▼

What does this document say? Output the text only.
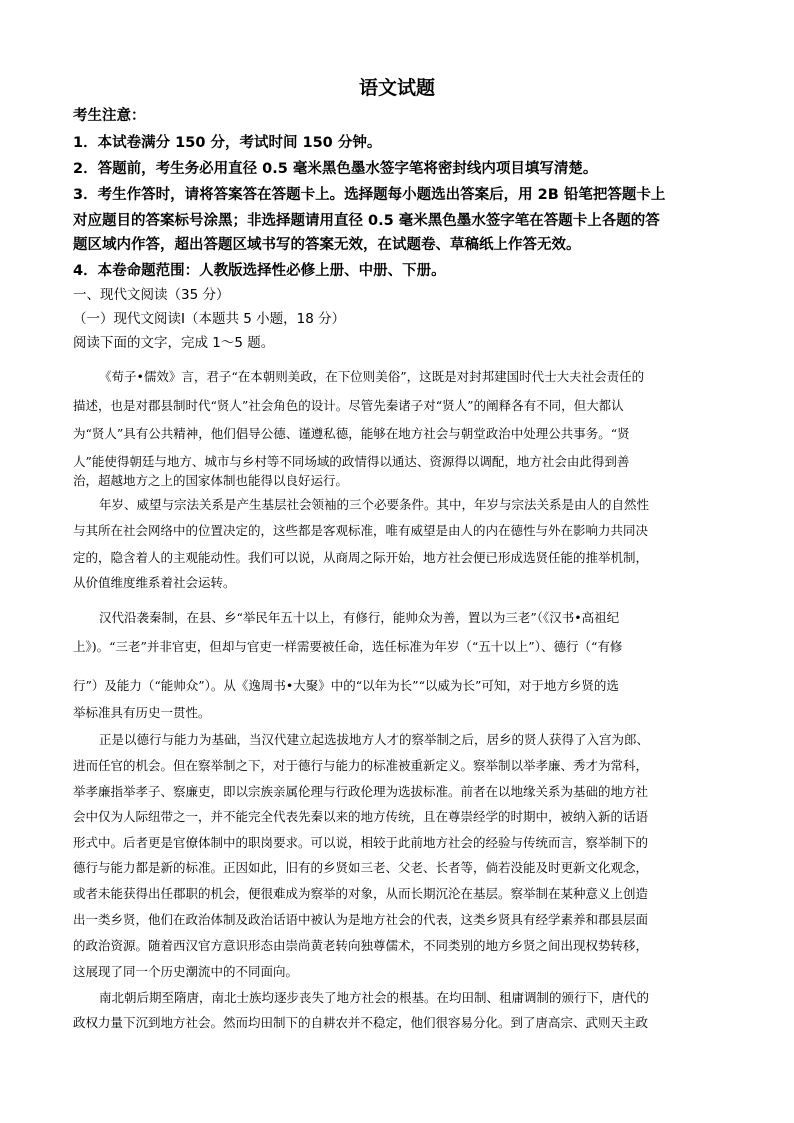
语文试题
考生注意：
1．本试卷满分 150 分，考试时间 150 分钟。
2．答题前，考生务必用直径 0.5 毫米黑色墨水签字笔将密封线内项目填写清楚。
3．考生作答时，请将答案答在答题卡上。选择题每小题选出答案后，用 2B 铅笔把答题卡上
对应题目的答案标号涂黑；非选择题请用直径 0.5 毫米黑色墨水签字笔在答题卡上各题的答
题区域内作答，超出答题区域书写的答案无效，在试题卷、草稿纸上作答无效。
4．本卷命题范围：人教版选择性必修上册、中册、下册。
一、现代文阅读（35 分）
（一）现代文阅读Ⅰ（本题共 5 小题，18 分）
阅读下面的文字，完成 1～5 题。
《荀子•儒效》言，君子“在本朝则美政，在下位则美俗”，这既是对封邦建国时代士大夫社会责任的
描述，也是对郡县制时代“贤人”社会角色的设计。尽管先秦诸子对“贤人”的阐释各有不同，但大都认
为“贤人”具有公共精神，他们倡导公德、谨遵私德，能够在地方社会与朝堂政治中处理公共事务。“贤
人”能使得朝廷与地方、城市与乡村等不同场域的政情得以通达、资源得以调配，地方社会由此得到善
治，超越地方之上的国家体制也能得以良好运行。
年岁、威望与宗法关系是产生基层社会领袖的三个必要条件。其中，年岁与宗法关系是由人的自然性
与其所在社会网络中的位置决定的，这些都是客观标准，唯有威望是由人的内在德性与外在影响力共同决
定的，隐含着人的主观能动性。我们可以说，从商周之际开始，地方社会便已形成选贤任能的推举机制，
从价值维度维系着社会运转。
汉代沿袭秦制，在县、乡“举民年五十以上，有修行，能帅众为善，置以为三老”（《汉书•高祖纪
上》)。“三老”并非官吏，但却与官吏一样需要被任命，选任标准为年岁（“五十以上”）、德行（“有修
行”）及能力（“能帅众”）。从《逸周书•大聚》中的“以年为长”“以威为长”可知，对于地方乡贤的选
举标准具有历史一贯性。
正是以德行与能力为基础，当汉代建立起选拔地方人才的察举制之后，居乡的贤人获得了入宫为郎、
进而任官的机会。但在察举制之下，对于德行与能力的标准被重新定义。察举制以举孝廉、秀才为常科，
举孝廉指举孝子、察廉吏，即以宗族亲属伦理与行政伦理为选拔标准。前者在以地缘关系为基础的地方社
会中仅为人际纽带之一，并不能完全代表先秦以来的地方传统，且在尊崇经学的时期中，被纳入新的话语
形式中。后者更是官僚体制中的职岗要求。可以说，相较于此前地方社会的经验与传统而言，察举制下的
德行与能力都是新的标准。正因如此，旧有的乡贤如三老、父老、长者等，倘若没能及时更新文化观念，
或者未能获得出任郡职的机会，便很难成为察举的对象，从而长期沉沦在基层。察举制在某种意义上创造
出一类乡贤，他们在政治体制及政治话语中被认为是地方社会的代表，这类乡贤具有经学素养和郡县层面
的政治资源。随着西汉官方意识形态由崇尚黄老转向独尊儒术，不同类别的地方乡贤之间出现权势转移，
这展现了同一个历史潮流中的不同面向。
南北朝后期至隋唐，南北士族均逐步丧失了地方社会的根基。在均田制、租庸调制的颁行下，唐代的
政权力量下沉到地方社会。然而均田制下的自耕农并不稳定，他们很容易分化。到了唐高宗、武则天主政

▲

Keep the pictures out of the copy and return the rest of the data above exactly.

#### WORKED ANSWER
What does this document say? Output the text only.
语文试题
考生注意：
1．本试卷满分 150 分，考试时间 150 分钟。
2．答题前，考生务必用直径 0.5 毫米黑色墨水签字笔将密封线内项目填写清楚。
3．考生作答时，请将答案答在答题卡上。选择题每小题选出答案后，用 2B 铅笔把答题卡上
对应题目的答案标号涂黑；非选择题请用直径 0.5 毫米黑色墨水签字笔在答题卡上各题的答
题区域内作答，超出答题区域书写的答案无效，在试题卷、草稿纸上作答无效。
4．本卷命题范围：人教版选择性必修上册、中册、下册。
一、现代文阅读（35 分）
（一）现代文阅读Ⅰ（本题共 5 小题，18 分）
阅读下面的文字，完成 1～5 题。
《荀子•儒效》言，君子“在本朝则美政，在下位则美俗”，这既是对封邦建国时代士大夫社会责任的
描述，也是对郡县制时代“贤人”社会角色的设计。尽管先秦诸子对“贤人”的阐释各有不同，但大都认
为“贤人”具有公共精神，他们倡导公德、谨遵私德，能够在地方社会与朝堂政治中处理公共事务。“贤
人”能使得朝廷与地方、城市与乡村等不同场域的政情得以通达、资源得以调配，地方社会由此得到善
治，超越地方之上的国家体制也能得以良好运行。
年岁、威望与宗法关系是产生基层社会领袖的三个必要条件。其中，年岁与宗法关系是由人的自然性
与其所在社会网络中的位置决定的，这些都是客观标准，唯有威望是由人的内在德性与外在影响力共同决
定的，隐含着人的主观能动性。我们可以说，从商周之际开始，地方社会便已形成选贤任能的推举机制，
从价值维度维系着社会运转。
汉代沿袭秦制，在县、乡“举民年五十以上，有修行，能帅众为善，置以为三老”（《汉书•高祖纪
上》)。“三老”并非官吏，但却与官吏一样需要被任命，选任标准为年岁（“五十以上”）、德行（“有修
行”）及能力（“能帅众”）。从《逸周书•大聚》中的“以年为长”“以威为长”可知，对于地方乡贤的选
举标准具有历史一贯性。
正是以德行与能力为基础，当汉代建立起选拔地方人才的察举制之后，居乡的贤人获得了入宫为郎、
进而任官的机会。但在察举制之下，对于德行与能力的标准被重新定义。察举制以举孝廉、秀才为常科，
举孝廉指举孝子、察廉吏，即以宗族亲属伦理与行政伦理为选拔标准。前者在以地缘关系为基础的地方社
会中仅为人际纽带之一，并不能完全代表先秦以来的地方传统，且在尊崇经学的时期中，被纳入新的话语
形式中。后者更是官僚体制中的职岗要求。可以说，相较于此前地方社会的经验与传统而言，察举制下的
德行与能力都是新的标准。正因如此，旧有的乡贤如三老、父老、长者等，倘若没能及时更新文化观念，
或者未能获得出任郡职的机会，便很难成为察举的对象，从而长期沉沦在基层。察举制在某种意义上创造
出一类乡贤，他们在政治体制及政治话语中被认为是地方社会的代表，这类乡贤具有经学素养和郡县层面
的政治资源。随着西汉官方意识形态由崇尚黄老转向独尊儒术，不同类别的地方乡贤之间出现权势转移，
这展现了同一个历史潮流中的不同面向。
南北朝后期至隋唐，南北士族均逐步丧失了地方社会的根基。在均田制、租庸调制的颁行下，唐代的
政权力量下沉到地方社会。然而均田制下的自耕农并不稳定，他们很容易分化。到了唐高宗、武则天主政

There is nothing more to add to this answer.